> _What you will do_
The answer is one number: how many lines hold the string "China".

= = = =

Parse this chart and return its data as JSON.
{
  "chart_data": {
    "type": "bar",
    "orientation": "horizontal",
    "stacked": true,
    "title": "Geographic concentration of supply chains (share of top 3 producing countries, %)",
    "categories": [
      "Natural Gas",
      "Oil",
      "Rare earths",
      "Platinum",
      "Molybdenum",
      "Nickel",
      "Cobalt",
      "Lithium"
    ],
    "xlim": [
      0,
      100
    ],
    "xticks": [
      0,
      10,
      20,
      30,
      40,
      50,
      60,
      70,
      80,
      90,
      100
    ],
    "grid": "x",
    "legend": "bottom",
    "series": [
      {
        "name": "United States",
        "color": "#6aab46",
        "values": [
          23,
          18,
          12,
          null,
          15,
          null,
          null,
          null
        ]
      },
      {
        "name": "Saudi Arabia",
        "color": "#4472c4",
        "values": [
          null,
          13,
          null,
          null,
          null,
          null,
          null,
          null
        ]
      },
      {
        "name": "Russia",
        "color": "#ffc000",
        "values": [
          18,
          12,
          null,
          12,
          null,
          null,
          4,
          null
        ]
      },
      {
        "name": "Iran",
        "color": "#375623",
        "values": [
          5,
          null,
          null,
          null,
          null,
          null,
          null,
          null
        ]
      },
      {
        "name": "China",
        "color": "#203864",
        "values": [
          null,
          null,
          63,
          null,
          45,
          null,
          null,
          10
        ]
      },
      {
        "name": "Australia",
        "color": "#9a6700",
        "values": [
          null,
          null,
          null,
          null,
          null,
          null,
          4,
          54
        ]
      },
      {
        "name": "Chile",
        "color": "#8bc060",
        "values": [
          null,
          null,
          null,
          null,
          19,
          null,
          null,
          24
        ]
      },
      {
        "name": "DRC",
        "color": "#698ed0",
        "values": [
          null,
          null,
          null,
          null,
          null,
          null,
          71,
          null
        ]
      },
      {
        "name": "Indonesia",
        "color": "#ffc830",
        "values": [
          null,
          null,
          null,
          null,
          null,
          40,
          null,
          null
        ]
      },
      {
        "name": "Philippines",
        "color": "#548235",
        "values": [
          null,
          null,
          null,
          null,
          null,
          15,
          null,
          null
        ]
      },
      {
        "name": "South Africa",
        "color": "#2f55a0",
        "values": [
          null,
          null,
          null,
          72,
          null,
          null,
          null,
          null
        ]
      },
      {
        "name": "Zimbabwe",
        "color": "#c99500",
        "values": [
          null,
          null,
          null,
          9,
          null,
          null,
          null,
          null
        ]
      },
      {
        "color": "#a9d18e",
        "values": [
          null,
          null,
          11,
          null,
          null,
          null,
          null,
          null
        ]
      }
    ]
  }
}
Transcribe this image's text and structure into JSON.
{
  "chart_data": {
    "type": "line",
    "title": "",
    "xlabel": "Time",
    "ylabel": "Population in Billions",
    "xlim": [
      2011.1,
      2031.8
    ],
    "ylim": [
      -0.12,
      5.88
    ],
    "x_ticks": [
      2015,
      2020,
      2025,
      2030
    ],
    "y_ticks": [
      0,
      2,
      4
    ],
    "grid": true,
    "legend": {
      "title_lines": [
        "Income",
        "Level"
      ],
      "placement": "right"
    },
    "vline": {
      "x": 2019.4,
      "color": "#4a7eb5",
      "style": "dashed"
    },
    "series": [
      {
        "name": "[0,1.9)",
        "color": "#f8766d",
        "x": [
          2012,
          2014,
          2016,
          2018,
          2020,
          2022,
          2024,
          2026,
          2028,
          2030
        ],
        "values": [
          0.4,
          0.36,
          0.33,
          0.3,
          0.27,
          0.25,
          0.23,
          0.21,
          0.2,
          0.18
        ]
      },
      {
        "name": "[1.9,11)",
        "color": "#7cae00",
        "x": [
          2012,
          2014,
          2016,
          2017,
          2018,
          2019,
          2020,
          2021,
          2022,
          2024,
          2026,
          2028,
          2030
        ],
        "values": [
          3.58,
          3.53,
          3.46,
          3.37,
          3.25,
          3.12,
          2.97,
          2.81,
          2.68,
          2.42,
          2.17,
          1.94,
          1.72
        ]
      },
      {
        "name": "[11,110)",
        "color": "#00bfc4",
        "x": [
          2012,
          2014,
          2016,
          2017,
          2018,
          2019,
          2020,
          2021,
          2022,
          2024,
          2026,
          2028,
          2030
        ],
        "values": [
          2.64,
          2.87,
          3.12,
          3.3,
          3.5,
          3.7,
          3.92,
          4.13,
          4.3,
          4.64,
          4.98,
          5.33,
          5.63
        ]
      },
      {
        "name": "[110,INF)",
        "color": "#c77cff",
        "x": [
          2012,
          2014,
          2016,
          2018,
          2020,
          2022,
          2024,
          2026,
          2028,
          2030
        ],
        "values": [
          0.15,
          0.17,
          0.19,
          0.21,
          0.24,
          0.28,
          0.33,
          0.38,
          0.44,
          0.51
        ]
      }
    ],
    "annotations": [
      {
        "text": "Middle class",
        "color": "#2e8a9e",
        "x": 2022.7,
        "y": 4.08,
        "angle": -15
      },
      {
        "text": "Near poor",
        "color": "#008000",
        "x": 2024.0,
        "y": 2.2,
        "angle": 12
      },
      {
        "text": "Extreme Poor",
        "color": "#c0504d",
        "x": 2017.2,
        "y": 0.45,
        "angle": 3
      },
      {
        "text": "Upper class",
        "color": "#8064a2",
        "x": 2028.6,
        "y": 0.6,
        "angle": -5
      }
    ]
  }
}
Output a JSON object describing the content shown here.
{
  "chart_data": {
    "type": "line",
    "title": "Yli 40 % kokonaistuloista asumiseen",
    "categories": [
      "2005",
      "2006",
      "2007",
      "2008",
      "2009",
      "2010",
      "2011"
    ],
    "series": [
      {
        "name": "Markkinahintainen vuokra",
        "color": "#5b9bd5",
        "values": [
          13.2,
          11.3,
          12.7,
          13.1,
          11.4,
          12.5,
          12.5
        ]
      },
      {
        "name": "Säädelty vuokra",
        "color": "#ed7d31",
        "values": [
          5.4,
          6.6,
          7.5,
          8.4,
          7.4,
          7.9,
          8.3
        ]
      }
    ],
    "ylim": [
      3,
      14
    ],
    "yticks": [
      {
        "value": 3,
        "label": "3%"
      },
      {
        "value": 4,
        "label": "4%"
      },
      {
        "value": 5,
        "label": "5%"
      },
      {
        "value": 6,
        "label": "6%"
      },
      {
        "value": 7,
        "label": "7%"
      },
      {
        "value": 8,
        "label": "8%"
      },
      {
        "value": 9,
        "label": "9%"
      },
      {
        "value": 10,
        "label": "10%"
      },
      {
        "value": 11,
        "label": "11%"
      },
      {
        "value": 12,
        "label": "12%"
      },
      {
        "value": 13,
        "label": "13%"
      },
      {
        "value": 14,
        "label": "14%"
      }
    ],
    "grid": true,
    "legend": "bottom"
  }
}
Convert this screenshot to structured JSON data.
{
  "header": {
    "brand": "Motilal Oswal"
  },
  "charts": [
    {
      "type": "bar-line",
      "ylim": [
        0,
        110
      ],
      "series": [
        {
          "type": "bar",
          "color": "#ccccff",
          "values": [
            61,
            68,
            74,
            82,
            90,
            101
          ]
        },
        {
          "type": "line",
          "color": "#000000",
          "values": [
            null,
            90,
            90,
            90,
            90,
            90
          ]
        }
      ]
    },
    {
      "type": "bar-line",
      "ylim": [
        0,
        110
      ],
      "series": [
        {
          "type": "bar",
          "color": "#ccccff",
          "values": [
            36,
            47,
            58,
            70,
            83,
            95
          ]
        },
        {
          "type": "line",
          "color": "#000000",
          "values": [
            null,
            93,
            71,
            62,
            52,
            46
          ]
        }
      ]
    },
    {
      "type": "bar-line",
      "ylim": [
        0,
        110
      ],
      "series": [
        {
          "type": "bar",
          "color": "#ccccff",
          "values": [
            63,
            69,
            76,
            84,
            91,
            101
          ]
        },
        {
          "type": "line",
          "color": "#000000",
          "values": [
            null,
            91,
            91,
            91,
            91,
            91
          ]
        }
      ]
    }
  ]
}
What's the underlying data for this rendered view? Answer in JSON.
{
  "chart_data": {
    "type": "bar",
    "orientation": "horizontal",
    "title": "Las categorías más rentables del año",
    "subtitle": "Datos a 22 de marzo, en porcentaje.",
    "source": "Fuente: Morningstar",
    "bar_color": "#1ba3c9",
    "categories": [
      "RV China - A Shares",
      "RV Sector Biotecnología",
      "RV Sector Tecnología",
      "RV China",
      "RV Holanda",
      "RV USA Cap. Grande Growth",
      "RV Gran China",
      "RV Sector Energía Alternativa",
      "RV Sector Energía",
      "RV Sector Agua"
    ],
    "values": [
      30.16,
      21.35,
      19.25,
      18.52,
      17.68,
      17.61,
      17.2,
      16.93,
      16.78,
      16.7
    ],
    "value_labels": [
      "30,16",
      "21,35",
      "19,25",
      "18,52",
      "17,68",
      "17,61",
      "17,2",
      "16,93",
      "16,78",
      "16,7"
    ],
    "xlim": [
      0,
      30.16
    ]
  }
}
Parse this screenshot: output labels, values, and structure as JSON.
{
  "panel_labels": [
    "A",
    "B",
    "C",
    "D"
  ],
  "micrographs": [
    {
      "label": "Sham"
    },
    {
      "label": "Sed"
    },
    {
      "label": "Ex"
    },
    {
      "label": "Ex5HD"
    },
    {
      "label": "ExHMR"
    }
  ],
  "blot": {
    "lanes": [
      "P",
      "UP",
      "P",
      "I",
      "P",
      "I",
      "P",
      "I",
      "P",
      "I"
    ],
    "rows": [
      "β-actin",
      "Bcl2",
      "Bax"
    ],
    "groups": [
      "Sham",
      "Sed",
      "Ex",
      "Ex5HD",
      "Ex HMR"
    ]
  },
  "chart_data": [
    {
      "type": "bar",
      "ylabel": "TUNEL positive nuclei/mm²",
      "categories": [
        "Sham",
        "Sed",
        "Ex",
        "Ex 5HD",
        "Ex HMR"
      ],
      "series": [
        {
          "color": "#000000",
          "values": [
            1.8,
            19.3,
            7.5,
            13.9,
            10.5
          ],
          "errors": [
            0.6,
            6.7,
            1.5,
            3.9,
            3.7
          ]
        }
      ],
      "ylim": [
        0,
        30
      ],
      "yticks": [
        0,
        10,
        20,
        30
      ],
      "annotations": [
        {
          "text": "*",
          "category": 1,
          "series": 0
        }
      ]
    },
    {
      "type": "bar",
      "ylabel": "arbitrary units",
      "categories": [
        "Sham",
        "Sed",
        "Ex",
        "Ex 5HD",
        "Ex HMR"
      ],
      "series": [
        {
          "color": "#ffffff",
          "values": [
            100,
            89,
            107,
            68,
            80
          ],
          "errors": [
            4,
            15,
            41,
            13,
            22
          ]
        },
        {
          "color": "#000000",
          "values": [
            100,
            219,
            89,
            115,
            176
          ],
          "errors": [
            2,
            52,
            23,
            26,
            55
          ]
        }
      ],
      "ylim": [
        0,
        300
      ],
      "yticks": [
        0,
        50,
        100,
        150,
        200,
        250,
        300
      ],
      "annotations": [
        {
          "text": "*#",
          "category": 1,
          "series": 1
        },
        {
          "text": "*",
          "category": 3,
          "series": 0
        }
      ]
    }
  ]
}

= = = =

> _Solution to the problem_
4